# What is being asked
Find the lines with "noorden" in them and copy them out.

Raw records
---

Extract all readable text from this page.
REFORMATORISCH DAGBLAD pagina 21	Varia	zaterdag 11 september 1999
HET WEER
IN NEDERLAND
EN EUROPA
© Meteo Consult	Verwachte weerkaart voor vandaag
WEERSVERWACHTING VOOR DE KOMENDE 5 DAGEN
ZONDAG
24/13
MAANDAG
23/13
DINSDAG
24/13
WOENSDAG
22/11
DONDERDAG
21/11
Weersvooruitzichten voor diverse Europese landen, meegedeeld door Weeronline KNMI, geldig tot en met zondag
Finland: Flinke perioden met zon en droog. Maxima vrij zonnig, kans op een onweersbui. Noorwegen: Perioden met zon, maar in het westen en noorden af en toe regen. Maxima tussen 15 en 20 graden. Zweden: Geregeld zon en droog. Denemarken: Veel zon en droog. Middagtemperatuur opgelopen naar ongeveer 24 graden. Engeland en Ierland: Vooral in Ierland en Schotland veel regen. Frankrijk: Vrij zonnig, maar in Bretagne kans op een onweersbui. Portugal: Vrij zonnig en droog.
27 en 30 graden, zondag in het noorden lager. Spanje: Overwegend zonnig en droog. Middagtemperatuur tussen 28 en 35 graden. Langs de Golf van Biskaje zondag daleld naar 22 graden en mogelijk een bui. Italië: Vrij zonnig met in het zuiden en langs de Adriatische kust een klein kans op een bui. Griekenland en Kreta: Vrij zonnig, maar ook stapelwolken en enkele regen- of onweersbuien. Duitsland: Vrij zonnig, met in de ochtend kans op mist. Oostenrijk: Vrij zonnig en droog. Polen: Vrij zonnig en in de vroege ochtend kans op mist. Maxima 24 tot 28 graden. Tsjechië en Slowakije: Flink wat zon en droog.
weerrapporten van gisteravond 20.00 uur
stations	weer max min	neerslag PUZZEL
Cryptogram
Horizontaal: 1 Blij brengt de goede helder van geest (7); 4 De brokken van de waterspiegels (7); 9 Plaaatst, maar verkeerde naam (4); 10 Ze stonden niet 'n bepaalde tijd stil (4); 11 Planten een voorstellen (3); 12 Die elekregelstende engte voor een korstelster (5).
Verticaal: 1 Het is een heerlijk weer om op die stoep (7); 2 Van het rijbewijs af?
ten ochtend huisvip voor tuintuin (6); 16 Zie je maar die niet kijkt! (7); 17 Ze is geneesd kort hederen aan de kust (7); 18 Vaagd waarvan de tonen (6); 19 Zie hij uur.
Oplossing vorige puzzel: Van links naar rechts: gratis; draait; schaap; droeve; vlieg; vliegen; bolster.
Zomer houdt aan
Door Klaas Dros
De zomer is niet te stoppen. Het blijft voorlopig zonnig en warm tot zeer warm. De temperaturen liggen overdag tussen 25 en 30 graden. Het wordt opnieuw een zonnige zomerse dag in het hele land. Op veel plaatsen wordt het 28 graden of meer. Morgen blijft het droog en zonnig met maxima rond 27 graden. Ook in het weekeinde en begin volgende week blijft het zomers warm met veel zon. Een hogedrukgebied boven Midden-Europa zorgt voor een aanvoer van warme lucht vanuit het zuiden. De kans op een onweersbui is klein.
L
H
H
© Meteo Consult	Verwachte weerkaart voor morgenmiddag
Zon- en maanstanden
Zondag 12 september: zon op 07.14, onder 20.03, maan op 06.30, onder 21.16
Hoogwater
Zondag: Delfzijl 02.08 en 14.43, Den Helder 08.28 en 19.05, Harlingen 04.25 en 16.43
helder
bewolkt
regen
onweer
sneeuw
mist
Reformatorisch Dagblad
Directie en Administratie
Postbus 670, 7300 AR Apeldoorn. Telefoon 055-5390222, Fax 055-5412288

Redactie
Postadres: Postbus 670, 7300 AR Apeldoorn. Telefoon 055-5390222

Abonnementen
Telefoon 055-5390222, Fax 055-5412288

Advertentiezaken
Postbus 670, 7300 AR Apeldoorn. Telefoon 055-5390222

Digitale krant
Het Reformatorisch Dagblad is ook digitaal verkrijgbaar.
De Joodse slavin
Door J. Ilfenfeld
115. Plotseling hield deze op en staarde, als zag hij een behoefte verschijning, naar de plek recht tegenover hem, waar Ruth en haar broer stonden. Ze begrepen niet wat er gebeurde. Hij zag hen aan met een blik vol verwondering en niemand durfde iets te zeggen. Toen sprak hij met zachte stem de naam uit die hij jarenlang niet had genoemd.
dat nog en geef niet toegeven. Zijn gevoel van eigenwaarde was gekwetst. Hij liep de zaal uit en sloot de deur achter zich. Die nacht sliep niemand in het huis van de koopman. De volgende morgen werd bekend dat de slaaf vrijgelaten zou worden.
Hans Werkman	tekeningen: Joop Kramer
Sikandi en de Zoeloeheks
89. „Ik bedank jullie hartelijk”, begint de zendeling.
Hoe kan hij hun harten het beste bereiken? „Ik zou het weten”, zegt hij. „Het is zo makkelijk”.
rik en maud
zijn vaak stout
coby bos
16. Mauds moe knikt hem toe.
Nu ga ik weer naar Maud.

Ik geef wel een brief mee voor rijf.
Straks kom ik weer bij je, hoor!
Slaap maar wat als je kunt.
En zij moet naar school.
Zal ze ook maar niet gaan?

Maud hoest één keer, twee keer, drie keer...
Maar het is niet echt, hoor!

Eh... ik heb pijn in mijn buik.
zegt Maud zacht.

---

# Exercise answer
Finland: Flinke perioden met zon en droog. Maxima vrij zonnig, kans op een onweersbui. Noorwegen: Perioden met zon, maar in het westen en noorden af en toe regen. Maxima tussen 15 en 20 graden. Zweden: Geregeld zon en droog. Denemarken: Veel zon en droog. Middagtemperatuur opgelopen naar ongeveer 24 graden. Engeland en Ierland: Vooral in Ierland en Schotland veel regen. Frankrijk: Vrij zonnig, maar in Bretagne kans op een onweersbui. Portugal: Vrij zonnig en droog.
27 en 30 graden, zondag in het noorden lager. Spanje: Overwegend zonnig en droog. Middagtemperatuur tussen 28 en 35 graden. Langs de Golf van Biskaje zondag daleld naar 22 graden en mogelijk een bui. Italië: Vrij zonnig met in het zuiden en langs de Adriatische kust een klein kans op een bui. Griekenland en Kreta: Vrij zonnig, maar ook stapelwolken en enkele regen- of onweersbuien. Duitsland: Vrij zonnig, met in de ochtend kans op mist. Oostenrijk: Vrij zonnig en droog. Polen: Vrij zonnig en in de vroege ochtend kans op mist. Maxima 24 tot 28 graden. Tsjechië en Slowakije: Flink wat zon en droog.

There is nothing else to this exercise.